* Your assignment *
Could you set down every entry exactly as it appears?

Items from a data source:

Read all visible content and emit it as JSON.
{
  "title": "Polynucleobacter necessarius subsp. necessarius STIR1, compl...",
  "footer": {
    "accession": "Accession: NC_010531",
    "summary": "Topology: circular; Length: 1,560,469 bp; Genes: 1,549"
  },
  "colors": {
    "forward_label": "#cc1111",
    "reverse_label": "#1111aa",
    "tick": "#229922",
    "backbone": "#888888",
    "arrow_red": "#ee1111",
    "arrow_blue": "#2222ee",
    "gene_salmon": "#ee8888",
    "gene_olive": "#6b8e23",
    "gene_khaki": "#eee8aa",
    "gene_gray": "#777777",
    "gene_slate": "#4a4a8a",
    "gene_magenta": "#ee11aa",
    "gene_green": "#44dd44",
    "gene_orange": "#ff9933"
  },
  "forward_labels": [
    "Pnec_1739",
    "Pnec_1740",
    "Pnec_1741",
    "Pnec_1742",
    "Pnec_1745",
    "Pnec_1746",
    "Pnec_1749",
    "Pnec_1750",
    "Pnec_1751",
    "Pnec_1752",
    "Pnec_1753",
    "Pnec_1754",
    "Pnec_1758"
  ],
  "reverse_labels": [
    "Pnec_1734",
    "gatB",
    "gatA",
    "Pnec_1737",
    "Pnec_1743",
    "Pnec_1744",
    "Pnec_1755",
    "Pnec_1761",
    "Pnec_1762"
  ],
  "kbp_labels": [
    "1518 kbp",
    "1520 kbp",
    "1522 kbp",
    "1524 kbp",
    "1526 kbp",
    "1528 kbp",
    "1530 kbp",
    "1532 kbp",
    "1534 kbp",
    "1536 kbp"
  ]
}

* Response below *
Read all visible content and emit it as JSON.
{
  "title": "Polynucleobacter necessarius subsp. necessarius STIR1, compl...",
  "footer": {
    "accession": "Accession: NC_010531",
    "summary": "Topology: circular; Length: 1,560,469 bp; Genes: 1,549"
  },
  "colors": {
    "forward_label": "#cc1111",
    "reverse_label": "#1111aa",
    "tick": "#229922",
    "backbone": "#888888",
    "arrow_red": "#ee1111",
    "arrow_blue": "#2222ee",
    "gene_salmon": "#ee8888",
    "gene_olive": "#6b8e23",
    "gene_khaki": "#eee8aa",
    "gene_gray": "#777777",
    "gene_slate": "#4a4a8a",
    "gene_magenta": "#ee11aa",
    "gene_green": "#44dd44",
    "gene_orange": "#ff9933"
  },
  "forward_labels": [
    "Pnec_1739",
    "Pnec_1740",
    "Pnec_1741",
    "Pnec_1742",
    "Pnec_1745",
    "Pnec_1746",
    "Pnec_1749",
    "Pnec_1750",
    "Pnec_1751",
    "Pnec_1752",
    "Pnec_1753",
    "Pnec_1754",
    "Pnec_1758"
  ],
  "reverse_labels": [
    "Pnec_1734",
    "gatB",
    "gatA",
    "Pnec_1737",
    "Pnec_1743",
    "Pnec_1744",
    "Pnec_1755",
    "Pnec_1761",
    "Pnec_1762"
  ],
  "kbp_labels": [
    "1518 kbp",
    "1520 kbp",
    "1522 kbp",
    "1524 kbp",
    "1526 kbp",
    "1528 kbp",
    "1530 kbp",
    "1532 kbp",
    "1534 kbp",
    "1536 kbp"
  ]
}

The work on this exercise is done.